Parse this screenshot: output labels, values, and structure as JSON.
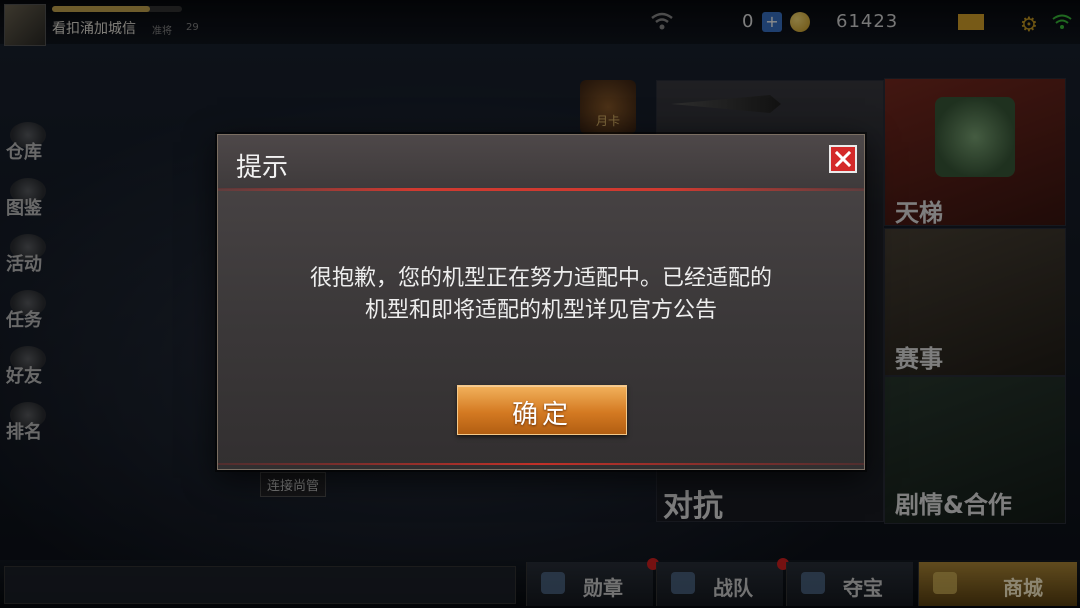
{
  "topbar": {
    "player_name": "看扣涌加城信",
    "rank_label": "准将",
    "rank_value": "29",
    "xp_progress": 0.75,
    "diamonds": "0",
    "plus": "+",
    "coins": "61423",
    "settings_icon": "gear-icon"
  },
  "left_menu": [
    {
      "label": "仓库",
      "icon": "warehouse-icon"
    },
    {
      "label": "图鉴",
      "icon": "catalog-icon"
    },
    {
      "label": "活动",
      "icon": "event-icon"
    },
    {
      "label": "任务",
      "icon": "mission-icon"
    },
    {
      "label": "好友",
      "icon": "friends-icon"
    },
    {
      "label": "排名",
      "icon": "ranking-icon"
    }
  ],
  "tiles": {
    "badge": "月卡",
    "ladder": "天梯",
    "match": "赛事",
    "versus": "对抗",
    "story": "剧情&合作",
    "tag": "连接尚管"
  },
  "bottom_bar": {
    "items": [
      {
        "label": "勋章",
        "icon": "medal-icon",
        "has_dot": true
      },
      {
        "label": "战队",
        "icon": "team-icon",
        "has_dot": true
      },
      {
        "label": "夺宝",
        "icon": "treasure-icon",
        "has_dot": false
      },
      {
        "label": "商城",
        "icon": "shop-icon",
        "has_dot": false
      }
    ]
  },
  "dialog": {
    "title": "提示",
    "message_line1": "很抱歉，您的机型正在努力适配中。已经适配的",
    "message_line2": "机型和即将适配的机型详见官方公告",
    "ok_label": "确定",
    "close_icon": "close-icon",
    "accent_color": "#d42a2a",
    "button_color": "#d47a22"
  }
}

→ **The problem**:
Repeat the material above verbatim, with no pictures in the output.

→ **Full response**:
Parse this screenshot: output labels, values, and structure as JSON.
{
  "topbar": {
    "player_name": "看扣涌加城信",
    "rank_label": "准将",
    "rank_value": "29",
    "xp_progress": 0.75,
    "diamonds": "0",
    "plus": "+",
    "coins": "61423",
    "settings_icon": "gear-icon"
  },
  "left_menu": [
    {
      "label": "仓库",
      "icon": "warehouse-icon"
    },
    {
      "label": "图鉴",
      "icon": "catalog-icon"
    },
    {
      "label": "活动",
      "icon": "event-icon"
    },
    {
      "label": "任务",
      "icon": "mission-icon"
    },
    {
      "label": "好友",
      "icon": "friends-icon"
    },
    {
      "label": "排名",
      "icon": "ranking-icon"
    }
  ],
  "tiles": {
    "badge": "月卡",
    "ladder": "天梯",
    "match": "赛事",
    "versus": "对抗",
    "story": "剧情&合作",
    "tag": "连接尚管"
  },
  "bottom_bar": {
    "items": [
      {
        "label": "勋章",
        "icon": "medal-icon",
        "has_dot": true
      },
      {
        "label": "战队",
        "icon": "team-icon",
        "has_dot": true
      },
      {
        "label": "夺宝",
        "icon": "treasure-icon",
        "has_dot": false
      },
      {
        "label": "商城",
        "icon": "shop-icon",
        "has_dot": false
      }
    ]
  },
  "dialog": {
    "title": "提示",
    "message_line1": "很抱歉，您的机型正在努力适配中。已经适配的",
    "message_line2": "机型和即将适配的机型详见官方公告",
    "ok_label": "确定",
    "close_icon": "close-icon",
    "accent_color": "#d42a2a",
    "button_color": "#d47a22"
  }
}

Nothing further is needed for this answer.